任务目标 » 请修改原文中以“在C语言中,链表中每一个元素”开头、一直到“有n(k-1)+1个空链域.”为止的部分，把其中的“指针域”换成“地址域”，然后写出修改后的这一段。

原文摘录 »
※数据结构※→☆非线性结构(tree)☆============树结点 顺序存储结构(tree node sequence)(十四)
结点:
包括一个数据元素及若干个指向其它子树的分支;例如,A,B,C,D等。在数据结构的图形表示中,对于数据集合中的每一个数据元素用中间标有元素值的方框表示,一般称之为数据结点,简称结点。
在C语言中,链表中每一个元素称为“结点”,每个结点都应包括两个部分:一为用户需要用的实际数据;二为下一个结点的地址,即指针域和数据域。
数据结构中的每一个数据结点对应于一个储存单元,这种储存单元称为储存结点,也可简称结点
树结点(树节点):
树节点相关术语:
节点的度:一个节点含有的子树的个数称为该节点的度;叶节点或终端节点:度为0的节点称为叶节点;非终端节点或分支节点:度不为0的节点;双亲节点或父节点:若一个结点含有子节点,则这个节点称为其子节点的父节点;孩子节点或子节点:一个节点含有的子树的根节点称为该节点的子节点;兄弟节点:具有相同父节点的节点互称为兄弟节点;节点的层次:从根开始定义起,根为第1层,根的子结点为第2层,以此类推;堂兄弟节点:双亲在同一层的节点互为堂兄弟;节点的祖先:从根到该节点所经分支上的所有节点;子孙:以某节点为根的子树中任一节点都称为该节点的子孙。根据树结点的相关定义,采用“双亲孩子表示法”。其属性如下:
2.孩子表示法
1.多重链表:每个结点有多个指针域,分别指向其子树的根
1)结点同构:结点的指针个数相等,为树的度k,这样n个结点度为k的树必有n(k-1)+1个空链域.
2)结点不同构:结点指针个数不等,为该结点的度d
2.孩子链表:每个结点的孩子结点用单链表存储,再用含n个元素的结构数组指向每个孩子链表
3.双亲孩子表示法
1.双亲表示法,PARENT(T,x)可以在常量时间内完成,但是求结点的孩子时需要遍历整个结构。

数据摘录 »
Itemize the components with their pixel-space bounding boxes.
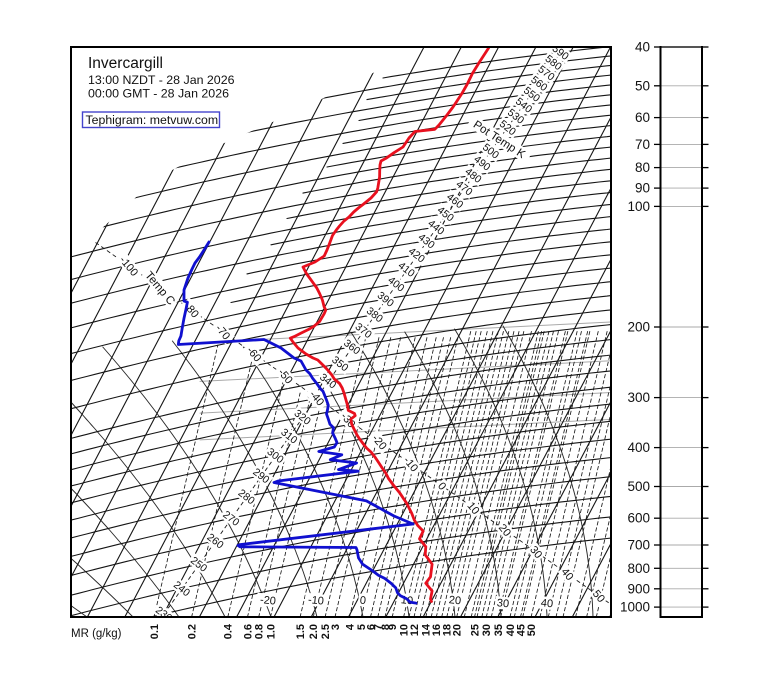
svg-text:50: 50 <box>526 624 538 636</box>
svg-text:1000: 1000 <box>620 600 650 615</box>
svg-text:80: 80 <box>635 160 650 175</box>
svg-text:Invercargill: Invercargill <box>88 55 163 72</box>
svg-text:3: 3 <box>330 624 342 630</box>
svg-text:0.4: 0.4 <box>223 623 235 639</box>
svg-text:18: 18 <box>442 624 454 636</box>
svg-text:500: 500 <box>627 479 650 494</box>
svg-text:0: 0 <box>359 595 366 608</box>
svg-text:600: 600 <box>627 511 650 526</box>
svg-text:0.6: 0.6 <box>242 624 254 639</box>
svg-text:20: 20 <box>448 594 461 607</box>
svg-text:9: 9 <box>387 624 399 630</box>
svg-text:7: 7 <box>373 624 385 630</box>
svg-text:5: 5 <box>356 624 368 630</box>
svg-text:30: 30 <box>481 624 493 636</box>
svg-text:2.5: 2.5 <box>320 624 332 639</box>
svg-text:0.1: 0.1 <box>149 624 161 639</box>
svg-text:4: 4 <box>344 623 356 630</box>
svg-text:60: 60 <box>635 110 650 125</box>
svg-text:400: 400 <box>627 440 650 455</box>
svg-text:25: 25 <box>469 624 481 636</box>
svg-text:90: 90 <box>635 181 650 196</box>
svg-text:900: 900 <box>627 581 650 596</box>
svg-text:40: 40 <box>505 624 517 636</box>
svg-text:300: 300 <box>627 390 650 405</box>
svg-text:1.5: 1.5 <box>295 624 307 639</box>
svg-text:40: 40 <box>635 40 650 55</box>
svg-text:6: 6 <box>365 624 377 630</box>
svg-text:2.0: 2.0 <box>308 624 320 639</box>
svg-text:8: 8 <box>380 624 392 630</box>
svg-text:70: 70 <box>635 137 650 152</box>
svg-text:700: 700 <box>627 538 650 553</box>
svg-text:35: 35 <box>493 624 505 636</box>
svg-text:16: 16 <box>431 624 443 636</box>
svg-text:800: 800 <box>627 561 650 576</box>
svg-text:50: 50 <box>635 78 650 93</box>
svg-text:100: 100 <box>627 199 650 214</box>
svg-text:40: 40 <box>540 597 553 610</box>
svg-text:MR (g/kg): MR (g/kg) <box>71 628 122 640</box>
svg-text:13:00 NZDT - 28 Jan 2026: 13:00 NZDT - 28 Jan 2026 <box>88 73 235 87</box>
svg-text:1.0: 1.0 <box>265 624 277 639</box>
svg-text:14: 14 <box>421 623 433 636</box>
svg-text:200: 200 <box>627 320 650 335</box>
svg-text:00:00 GMT - 28 Jan 2026: 00:00 GMT - 28 Jan 2026 <box>88 87 229 101</box>
svg-text:10: 10 <box>398 624 410 636</box>
svg-text:0.8: 0.8 <box>254 624 266 639</box>
svg-text:12: 12 <box>409 624 421 636</box>
svg-text:30: 30 <box>496 597 509 610</box>
svg-text:-10: -10 <box>307 594 324 608</box>
svg-text:-20: -20 <box>259 594 276 608</box>
svg-text:45: 45 <box>515 624 527 636</box>
svg-text:Tephigram: metvuw.com: Tephigram: metvuw.com <box>86 113 219 127</box>
svg-text:0.2: 0.2 <box>186 624 198 639</box>
svg-text:20: 20 <box>452 624 464 636</box>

预期输出 »
在C语言中,链表中每一个元素称为“结点”,每个结点都应包括两个部分:一为用户需要用的实际数据;二为下一个结点的地址,即地址域和数据域。
数据结构中的每一个数据结点对应于一个储存单元,这种储存单元称为储存结点,也可简称结点
树结点(树节点):
树节点相关术语:
节点的度:一个节点含有的子树的个数称为该节点的度;叶节点或终端节点:度为0的节点称为叶节点;非终端节点或分支节点:度不为0的节点;双亲节点或父节点:若一个结点含有子节点,则这个节点称为其子节点的父节点;孩子节点或子节点:一个节点含有的子树的根节点称为该节点的子节点;兄弟节点:具有相同父节点的节点互称为兄弟节点;节点的层次:从根开始定义起,根为第1层,根的子结点为第2层,以此类推;堂兄弟节点:双亲在同一层的节点互为堂兄弟;节点的祖先:从根到该节点所经分支上的所有节点;子孙:以某节点为根的子树中任一节点都称为该节点的子孙。根据树结点的相关定义,采用“双亲孩子表示法”。其属性如下:
2.孩子表示法
1.多重链表:每个结点有多个地址域,分别指向其子树的根
1)结点同构:结点的指针个数相等,为树的度k,这样n个结点度为k的树必有n(k-1)+1个空链域.